→ **What this task involves**
Transcribe the material in full, exactly as written.

Stored entries
[start]
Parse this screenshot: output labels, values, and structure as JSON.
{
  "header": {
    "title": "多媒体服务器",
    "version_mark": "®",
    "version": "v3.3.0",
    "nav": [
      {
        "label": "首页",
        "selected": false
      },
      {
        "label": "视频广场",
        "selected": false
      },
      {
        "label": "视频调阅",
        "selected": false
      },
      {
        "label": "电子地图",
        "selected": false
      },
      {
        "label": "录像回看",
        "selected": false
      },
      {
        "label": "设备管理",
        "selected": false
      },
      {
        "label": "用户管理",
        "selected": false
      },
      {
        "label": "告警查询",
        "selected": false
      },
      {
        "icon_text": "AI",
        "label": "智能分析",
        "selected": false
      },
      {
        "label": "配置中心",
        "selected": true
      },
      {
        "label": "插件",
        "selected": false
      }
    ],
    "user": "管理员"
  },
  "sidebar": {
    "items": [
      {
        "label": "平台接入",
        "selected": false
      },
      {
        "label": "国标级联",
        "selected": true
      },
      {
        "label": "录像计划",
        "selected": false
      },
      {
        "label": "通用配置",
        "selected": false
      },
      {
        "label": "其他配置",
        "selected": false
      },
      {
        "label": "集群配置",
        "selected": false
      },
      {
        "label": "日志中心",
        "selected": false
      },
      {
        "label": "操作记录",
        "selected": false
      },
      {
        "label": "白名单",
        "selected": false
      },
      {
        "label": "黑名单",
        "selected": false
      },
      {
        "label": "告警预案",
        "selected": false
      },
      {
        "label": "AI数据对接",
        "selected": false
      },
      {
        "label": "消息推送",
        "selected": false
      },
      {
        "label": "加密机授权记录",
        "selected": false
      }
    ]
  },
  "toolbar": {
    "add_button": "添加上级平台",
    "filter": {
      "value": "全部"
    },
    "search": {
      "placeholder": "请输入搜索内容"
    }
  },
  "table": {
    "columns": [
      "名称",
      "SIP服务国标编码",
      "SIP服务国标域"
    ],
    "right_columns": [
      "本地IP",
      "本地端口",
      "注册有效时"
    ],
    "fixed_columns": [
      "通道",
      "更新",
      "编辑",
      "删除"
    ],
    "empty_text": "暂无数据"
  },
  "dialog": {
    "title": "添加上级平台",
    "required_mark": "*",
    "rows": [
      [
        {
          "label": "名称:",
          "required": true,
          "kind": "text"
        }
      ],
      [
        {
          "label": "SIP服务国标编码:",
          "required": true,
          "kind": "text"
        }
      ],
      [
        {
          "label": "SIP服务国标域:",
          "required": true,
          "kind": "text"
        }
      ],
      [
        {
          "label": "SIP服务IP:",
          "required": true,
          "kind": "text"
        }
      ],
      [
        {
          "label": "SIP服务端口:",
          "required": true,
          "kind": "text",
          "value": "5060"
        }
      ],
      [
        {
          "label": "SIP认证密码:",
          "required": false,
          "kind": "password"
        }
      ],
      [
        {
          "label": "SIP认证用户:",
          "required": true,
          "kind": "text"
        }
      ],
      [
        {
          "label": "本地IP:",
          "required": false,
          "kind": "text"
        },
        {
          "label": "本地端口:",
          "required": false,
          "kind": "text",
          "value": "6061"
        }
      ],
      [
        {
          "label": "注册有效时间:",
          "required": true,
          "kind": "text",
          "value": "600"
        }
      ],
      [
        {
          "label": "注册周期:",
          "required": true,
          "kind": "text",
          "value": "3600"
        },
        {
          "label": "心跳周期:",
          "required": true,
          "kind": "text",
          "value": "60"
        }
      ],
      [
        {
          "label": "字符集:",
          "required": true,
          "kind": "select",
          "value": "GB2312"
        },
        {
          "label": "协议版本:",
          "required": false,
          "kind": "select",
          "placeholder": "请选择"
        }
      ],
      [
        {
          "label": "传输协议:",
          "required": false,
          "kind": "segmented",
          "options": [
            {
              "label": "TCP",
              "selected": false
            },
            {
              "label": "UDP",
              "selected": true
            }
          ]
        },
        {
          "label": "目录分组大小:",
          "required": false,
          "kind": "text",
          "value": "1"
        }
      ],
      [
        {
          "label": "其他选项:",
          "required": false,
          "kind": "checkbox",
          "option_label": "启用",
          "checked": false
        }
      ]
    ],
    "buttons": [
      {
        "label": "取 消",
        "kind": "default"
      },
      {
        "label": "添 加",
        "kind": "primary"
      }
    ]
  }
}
[end]
→ **Answer to this problem**
Parse this screenshot: output labels, values, and structure as JSON.
{
  "header": {
    "title": "多媒体服务器",
    "version_mark": "®",
    "version": "v3.3.0",
    "nav": [
      {
        "label": "首页",
        "selected": false
      },
      {
        "label": "视频广场",
        "selected": false
      },
      {
        "label": "视频调阅",
        "selected": false
      },
      {
        "label": "电子地图",
        "selected": false
      },
      {
        "label": "录像回看",
        "selected": false
      },
      {
        "label": "设备管理",
        "selected": false
      },
      {
        "label": "用户管理",
        "selected": false
      },
      {
        "label": "告警查询",
        "selected": false
      },
      {
        "icon_text": "AI",
        "label": "智能分析",
        "selected": false
      },
      {
        "label": "配置中心",
        "selected": true
      },
      {
        "label": "插件",
        "selected": false
      }
    ],
    "user": "管理员"
  },
  "sidebar": {
    "items": [
      {
        "label": "平台接入",
        "selected": false
      },
      {
        "label": "国标级联",
        "selected": true
      },
      {
        "label": "录像计划",
        "selected": false
      },
      {
        "label": "通用配置",
        "selected": false
      },
      {
        "label": "其他配置",
        "selected": false
      },
      {
        "label": "集群配置",
        "selected": false
      },
      {
        "label": "日志中心",
        "selected": false
      },
      {
        "label": "操作记录",
        "selected": false
      },
      {
        "label": "白名单",
        "selected": false
      },
      {
        "label": "黑名单",
        "selected": false
      },
      {
        "label": "告警预案",
        "selected": false
      },
      {
        "label": "AI数据对接",
        "selected": false
      },
      {
        "label": "消息推送",
        "selected": false
      },
      {
        "label": "加密机授权记录",
        "selected": false
      }
    ]
  },
  "toolbar": {
    "add_button": "添加上级平台",
    "filter": {
      "value": "全部"
    },
    "search": {
      "placeholder": "请输入搜索内容"
    }
  },
  "table": {
    "columns": [
      "名称",
      "SIP服务国标编码",
      "SIP服务国标域"
    ],
    "right_columns": [
      "本地IP",
      "本地端口",
      "注册有效时"
    ],
    "fixed_columns": [
      "通道",
      "更新",
      "编辑",
      "删除"
    ],
    "empty_text": "暂无数据"
  },
  "dialog": {
    "title": "添加上级平台",
    "required_mark": "*",
    "rows": [
      [
        {
          "label": "名称:",
          "required": true,
          "kind": "text"
        }
      ],
      [
        {
          "label": "SIP服务国标编码:",
          "required": true,
          "kind": "text"
        }
      ],
      [
        {
          "label": "SIP服务国标域:",
          "required": true,
          "kind": "text"
        }
      ],
      [
        {
          "label": "SIP服务IP:",
          "required": true,
          "kind": "text"
        }
      ],
      [
        {
          "label": "SIP服务端口:",
          "required": true,
          "kind": "text",
          "value": "5060"
        }
      ],
      [
        {
          "label": "SIP认证密码:",
          "required": false,
          "kind": "password"
        }
      ],
      [
        {
          "label": "SIP认证用户:",
          "required": true,
          "kind": "text"
        }
      ],
      [
        {
          "label": "本地IP:",
          "required": false,
          "kind": "text"
        },
        {
          "label": "本地端口:",
          "required": false,
          "kind": "text",
          "value": "6061"
        }
      ],
      [
        {
          "label": "注册有效时间:",
          "required": true,
          "kind": "text",
          "value": "600"
        }
      ],
      [
        {
          "label": "注册周期:",
          "required": true,
          "kind": "text",
          "value": "3600"
        },
        {
          "label": "心跳周期:",
          "required": true,
          "kind": "text",
          "value": "60"
        }
      ],
      [
        {
          "label": "字符集:",
          "required": true,
          "kind": "select",
          "value": "GB2312"
        },
        {
          "label": "协议版本:",
          "required": false,
          "kind": "select",
          "placeholder": "请选择"
        }
      ],
      [
        {
          "label": "传输协议:",
          "required": false,
          "kind": "segmented",
          "options": [
            {
              "label": "TCP",
              "selected": false
            },
            {
              "label": "UDP",
              "selected": true
            }
          ]
        },
        {
          "label": "目录分组大小:",
          "required": false,
          "kind": "text",
          "value": "1"
        }
      ],
      [
        {
          "label": "其他选项:",
          "required": false,
          "kind": "checkbox",
          "option_label": "启用",
          "checked": false
        }
      ]
    ],
    "buttons": [
      {
        "label": "取 消",
        "kind": "default"
      },
      {
        "label": "添 加",
        "kind": "primary"
      }
    ]
  }
}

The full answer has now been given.